START SOURCE MATERIAL

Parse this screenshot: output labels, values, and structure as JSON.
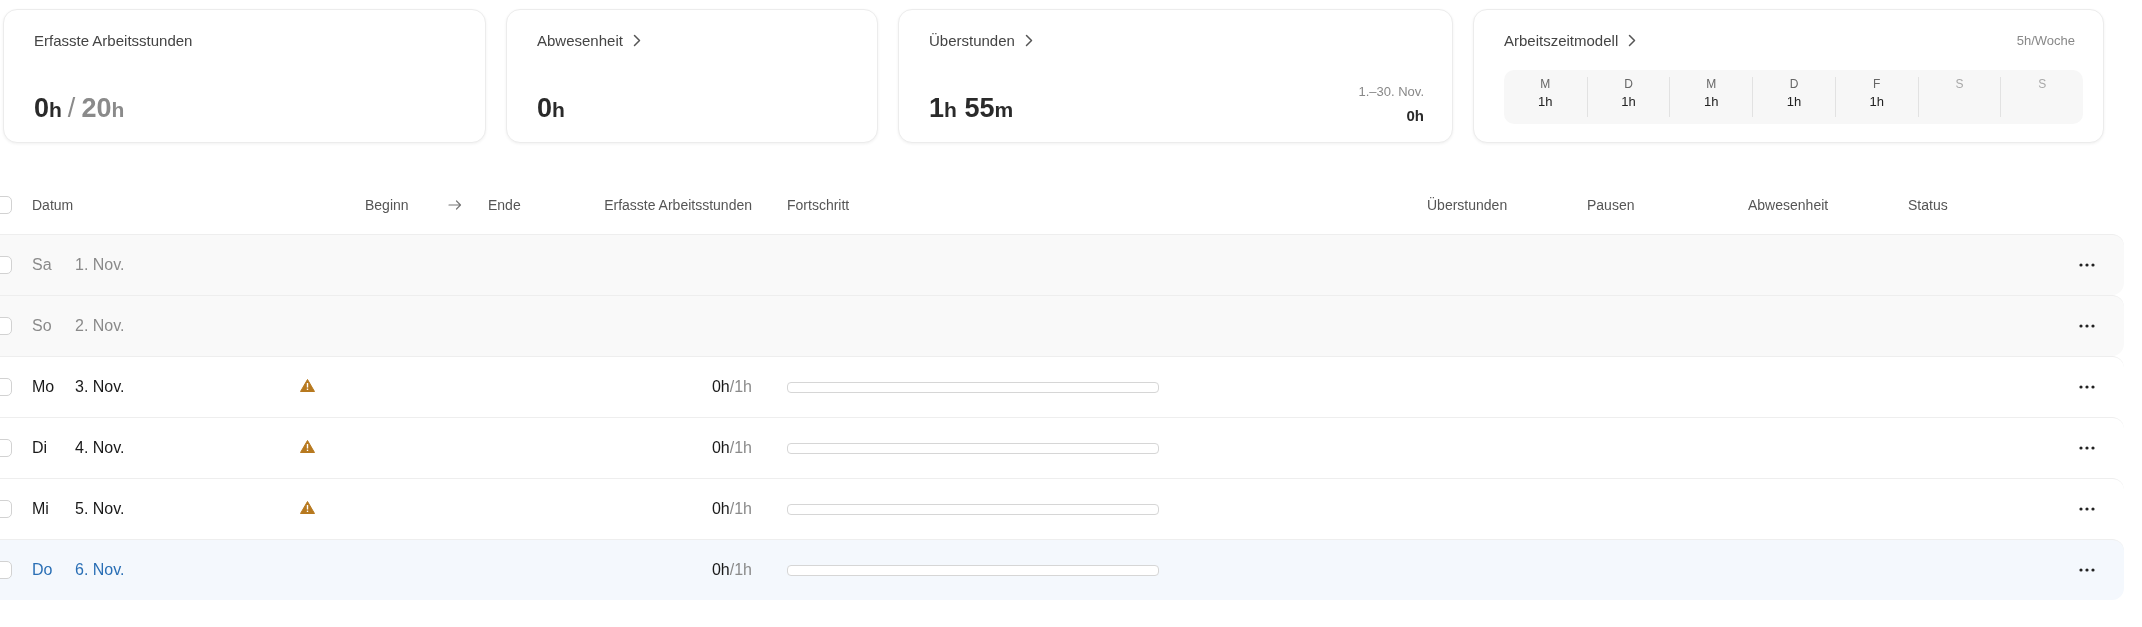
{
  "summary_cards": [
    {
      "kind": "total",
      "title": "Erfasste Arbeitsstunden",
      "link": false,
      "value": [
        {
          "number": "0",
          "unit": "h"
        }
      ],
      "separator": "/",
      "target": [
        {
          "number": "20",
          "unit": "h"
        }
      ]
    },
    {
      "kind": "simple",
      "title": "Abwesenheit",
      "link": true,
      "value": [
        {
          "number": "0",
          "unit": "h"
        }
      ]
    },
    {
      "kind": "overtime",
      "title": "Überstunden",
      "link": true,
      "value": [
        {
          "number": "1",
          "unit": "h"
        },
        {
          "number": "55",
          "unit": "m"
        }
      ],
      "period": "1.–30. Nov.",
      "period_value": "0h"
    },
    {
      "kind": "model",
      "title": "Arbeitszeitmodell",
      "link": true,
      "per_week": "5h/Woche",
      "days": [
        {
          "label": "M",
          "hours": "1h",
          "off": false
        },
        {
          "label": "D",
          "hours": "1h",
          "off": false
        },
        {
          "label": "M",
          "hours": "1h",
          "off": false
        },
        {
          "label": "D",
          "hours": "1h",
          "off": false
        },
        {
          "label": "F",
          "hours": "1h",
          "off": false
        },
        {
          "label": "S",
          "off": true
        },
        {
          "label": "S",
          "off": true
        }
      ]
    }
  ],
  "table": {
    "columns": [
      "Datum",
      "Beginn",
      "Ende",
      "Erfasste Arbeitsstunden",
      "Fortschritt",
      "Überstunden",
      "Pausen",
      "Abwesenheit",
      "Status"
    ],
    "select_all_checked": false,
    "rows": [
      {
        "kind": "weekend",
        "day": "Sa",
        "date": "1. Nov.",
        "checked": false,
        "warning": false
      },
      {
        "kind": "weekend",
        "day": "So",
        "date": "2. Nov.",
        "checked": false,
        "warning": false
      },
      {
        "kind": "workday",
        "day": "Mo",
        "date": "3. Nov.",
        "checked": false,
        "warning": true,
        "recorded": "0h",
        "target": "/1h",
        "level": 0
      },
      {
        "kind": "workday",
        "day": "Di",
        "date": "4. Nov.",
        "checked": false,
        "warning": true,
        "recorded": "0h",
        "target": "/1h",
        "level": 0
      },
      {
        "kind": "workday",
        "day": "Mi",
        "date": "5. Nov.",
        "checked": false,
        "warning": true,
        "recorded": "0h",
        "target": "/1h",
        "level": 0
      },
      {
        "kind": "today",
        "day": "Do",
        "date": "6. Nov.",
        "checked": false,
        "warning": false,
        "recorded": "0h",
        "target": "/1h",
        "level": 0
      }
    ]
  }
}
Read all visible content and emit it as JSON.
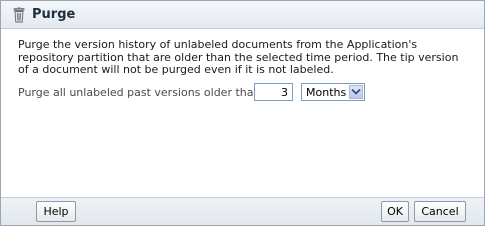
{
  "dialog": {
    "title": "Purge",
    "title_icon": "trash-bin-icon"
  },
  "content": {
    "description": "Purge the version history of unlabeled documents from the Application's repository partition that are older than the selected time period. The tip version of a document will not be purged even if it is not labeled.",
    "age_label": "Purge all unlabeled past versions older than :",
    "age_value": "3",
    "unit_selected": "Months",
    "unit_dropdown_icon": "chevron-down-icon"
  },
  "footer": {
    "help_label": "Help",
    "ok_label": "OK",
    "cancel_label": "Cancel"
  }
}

END SOURCE MATERIAL

State, as a bare number, how many lines of the listing hold the word "older".

2